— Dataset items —
※

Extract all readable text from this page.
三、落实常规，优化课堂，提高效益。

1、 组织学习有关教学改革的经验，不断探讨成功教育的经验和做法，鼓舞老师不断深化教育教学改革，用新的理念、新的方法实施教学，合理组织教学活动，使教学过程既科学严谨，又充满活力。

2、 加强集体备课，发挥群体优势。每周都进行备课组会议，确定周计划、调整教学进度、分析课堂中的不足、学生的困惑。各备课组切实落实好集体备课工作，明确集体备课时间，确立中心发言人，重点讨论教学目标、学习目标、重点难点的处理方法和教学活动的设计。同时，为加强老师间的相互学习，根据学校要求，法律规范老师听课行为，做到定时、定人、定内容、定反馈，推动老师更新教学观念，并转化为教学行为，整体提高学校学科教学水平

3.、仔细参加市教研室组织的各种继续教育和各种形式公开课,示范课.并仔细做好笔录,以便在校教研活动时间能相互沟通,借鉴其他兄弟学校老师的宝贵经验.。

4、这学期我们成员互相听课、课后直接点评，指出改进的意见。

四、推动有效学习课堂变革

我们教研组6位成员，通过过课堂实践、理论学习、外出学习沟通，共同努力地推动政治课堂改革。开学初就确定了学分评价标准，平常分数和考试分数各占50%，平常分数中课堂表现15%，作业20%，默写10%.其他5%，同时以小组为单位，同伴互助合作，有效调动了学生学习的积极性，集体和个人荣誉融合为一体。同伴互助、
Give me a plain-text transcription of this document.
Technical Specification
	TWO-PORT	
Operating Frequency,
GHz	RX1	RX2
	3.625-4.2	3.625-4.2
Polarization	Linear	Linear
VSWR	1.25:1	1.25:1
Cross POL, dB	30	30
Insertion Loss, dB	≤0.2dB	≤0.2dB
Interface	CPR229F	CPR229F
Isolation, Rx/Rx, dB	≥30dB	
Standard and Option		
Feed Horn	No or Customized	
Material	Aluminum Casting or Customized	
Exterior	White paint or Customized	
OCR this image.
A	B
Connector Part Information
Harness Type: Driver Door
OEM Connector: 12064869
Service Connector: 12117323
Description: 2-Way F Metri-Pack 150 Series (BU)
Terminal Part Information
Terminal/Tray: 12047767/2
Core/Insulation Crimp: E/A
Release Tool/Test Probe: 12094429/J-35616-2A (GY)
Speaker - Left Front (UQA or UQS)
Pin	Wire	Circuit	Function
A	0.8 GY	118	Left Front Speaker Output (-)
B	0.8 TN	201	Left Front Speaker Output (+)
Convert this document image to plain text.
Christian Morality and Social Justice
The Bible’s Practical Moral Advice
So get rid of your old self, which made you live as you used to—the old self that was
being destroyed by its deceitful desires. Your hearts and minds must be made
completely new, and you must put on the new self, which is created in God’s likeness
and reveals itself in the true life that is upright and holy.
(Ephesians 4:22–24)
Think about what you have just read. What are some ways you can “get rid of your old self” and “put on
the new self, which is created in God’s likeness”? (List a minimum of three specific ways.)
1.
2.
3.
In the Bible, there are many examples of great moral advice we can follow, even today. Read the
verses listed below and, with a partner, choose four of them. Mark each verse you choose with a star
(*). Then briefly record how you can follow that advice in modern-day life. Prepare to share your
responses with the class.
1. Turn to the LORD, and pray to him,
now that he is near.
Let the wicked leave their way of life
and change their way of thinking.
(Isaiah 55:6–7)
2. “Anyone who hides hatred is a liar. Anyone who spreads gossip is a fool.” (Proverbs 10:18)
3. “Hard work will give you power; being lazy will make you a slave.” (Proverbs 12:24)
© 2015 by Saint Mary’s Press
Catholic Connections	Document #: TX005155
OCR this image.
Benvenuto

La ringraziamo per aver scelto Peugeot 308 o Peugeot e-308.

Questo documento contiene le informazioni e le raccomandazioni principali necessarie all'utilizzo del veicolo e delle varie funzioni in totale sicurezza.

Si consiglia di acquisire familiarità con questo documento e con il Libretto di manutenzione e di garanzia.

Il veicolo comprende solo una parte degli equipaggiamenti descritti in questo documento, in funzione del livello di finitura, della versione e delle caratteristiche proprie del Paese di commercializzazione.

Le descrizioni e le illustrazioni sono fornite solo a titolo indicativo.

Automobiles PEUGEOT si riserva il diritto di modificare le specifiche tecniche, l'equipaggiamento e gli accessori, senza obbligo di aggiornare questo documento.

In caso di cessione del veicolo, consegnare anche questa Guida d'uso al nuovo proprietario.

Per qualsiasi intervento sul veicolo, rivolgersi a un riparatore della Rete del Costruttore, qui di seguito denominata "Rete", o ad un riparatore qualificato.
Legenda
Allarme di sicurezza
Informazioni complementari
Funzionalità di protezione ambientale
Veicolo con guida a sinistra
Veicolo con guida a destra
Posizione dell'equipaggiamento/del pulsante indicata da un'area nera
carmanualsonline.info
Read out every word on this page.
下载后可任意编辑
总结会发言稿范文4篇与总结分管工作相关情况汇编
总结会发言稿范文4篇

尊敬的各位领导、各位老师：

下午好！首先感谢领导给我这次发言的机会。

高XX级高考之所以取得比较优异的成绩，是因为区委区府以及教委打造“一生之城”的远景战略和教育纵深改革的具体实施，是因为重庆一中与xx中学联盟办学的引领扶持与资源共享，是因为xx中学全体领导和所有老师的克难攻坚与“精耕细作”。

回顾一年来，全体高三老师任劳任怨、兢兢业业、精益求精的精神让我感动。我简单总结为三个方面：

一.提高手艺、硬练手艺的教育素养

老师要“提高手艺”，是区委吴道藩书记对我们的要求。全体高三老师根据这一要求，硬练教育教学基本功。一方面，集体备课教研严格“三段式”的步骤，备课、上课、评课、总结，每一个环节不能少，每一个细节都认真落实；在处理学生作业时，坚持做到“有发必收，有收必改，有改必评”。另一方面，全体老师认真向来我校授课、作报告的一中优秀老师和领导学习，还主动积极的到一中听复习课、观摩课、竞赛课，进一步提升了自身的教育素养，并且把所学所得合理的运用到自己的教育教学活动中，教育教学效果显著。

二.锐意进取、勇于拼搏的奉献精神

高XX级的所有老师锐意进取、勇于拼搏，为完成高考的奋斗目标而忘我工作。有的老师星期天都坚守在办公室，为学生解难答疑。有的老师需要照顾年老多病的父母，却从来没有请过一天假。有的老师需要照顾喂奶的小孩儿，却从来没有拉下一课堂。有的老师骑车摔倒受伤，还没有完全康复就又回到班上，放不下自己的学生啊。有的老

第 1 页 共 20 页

※

— GIVEN TASK —
Starting with the line that contains "Read out every word on this page.", output every line through the end of the listing above, unchanged.

— SOLUTION FOR THIS TASK —
Read out every word on this page.
下载后可任意编辑
总结会发言稿范文4篇与总结分管工作相关情况汇编
总结会发言稿范文4篇

尊敬的各位领导、各位老师：

下午好！首先感谢领导给我这次发言的机会。

高XX级高考之所以取得比较优异的成绩，是因为区委区府以及教委打造“一生之城”的远景战略和教育纵深改革的具体实施，是因为重庆一中与xx中学联盟办学的引领扶持与资源共享，是因为xx中学全体领导和所有老师的克难攻坚与“精耕细作”。

回顾一年来，全体高三老师任劳任怨、兢兢业业、精益求精的精神让我感动。我简单总结为三个方面：

一.提高手艺、硬练手艺的教育素养

老师要“提高手艺”，是区委吴道藩书记对我们的要求。全体高三老师根据这一要求，硬练教育教学基本功。一方面，集体备课教研严格“三段式”的步骤，备课、上课、评课、总结，每一个环节不能少，每一个细节都认真落实；在处理学生作业时，坚持做到“有发必收，有收必改，有改必评”。另一方面，全体老师认真向来我校授课、作报告的一中优秀老师和领导学习，还主动积极的到一中听复习课、观摩课、竞赛课，进一步提升了自身的教育素养，并且把所学所得合理的运用到自己的教育教学活动中，教育教学效果显著。

二.锐意进取、勇于拼搏的奉献精神

高XX级的所有老师锐意进取、勇于拼搏，为完成高考的奋斗目标而忘我工作。有的老师星期天都坚守在办公室，为学生解难答疑。有的老师需要照顾年老多病的父母，却从来没有请过一天假。有的老师需要照顾喂奶的小孩儿，却从来没有拉下一课堂。有的老师骑车摔倒受伤，还没有完全康复就又回到班上，放不下自己的学生啊。有的老

第 1 页 共 20 页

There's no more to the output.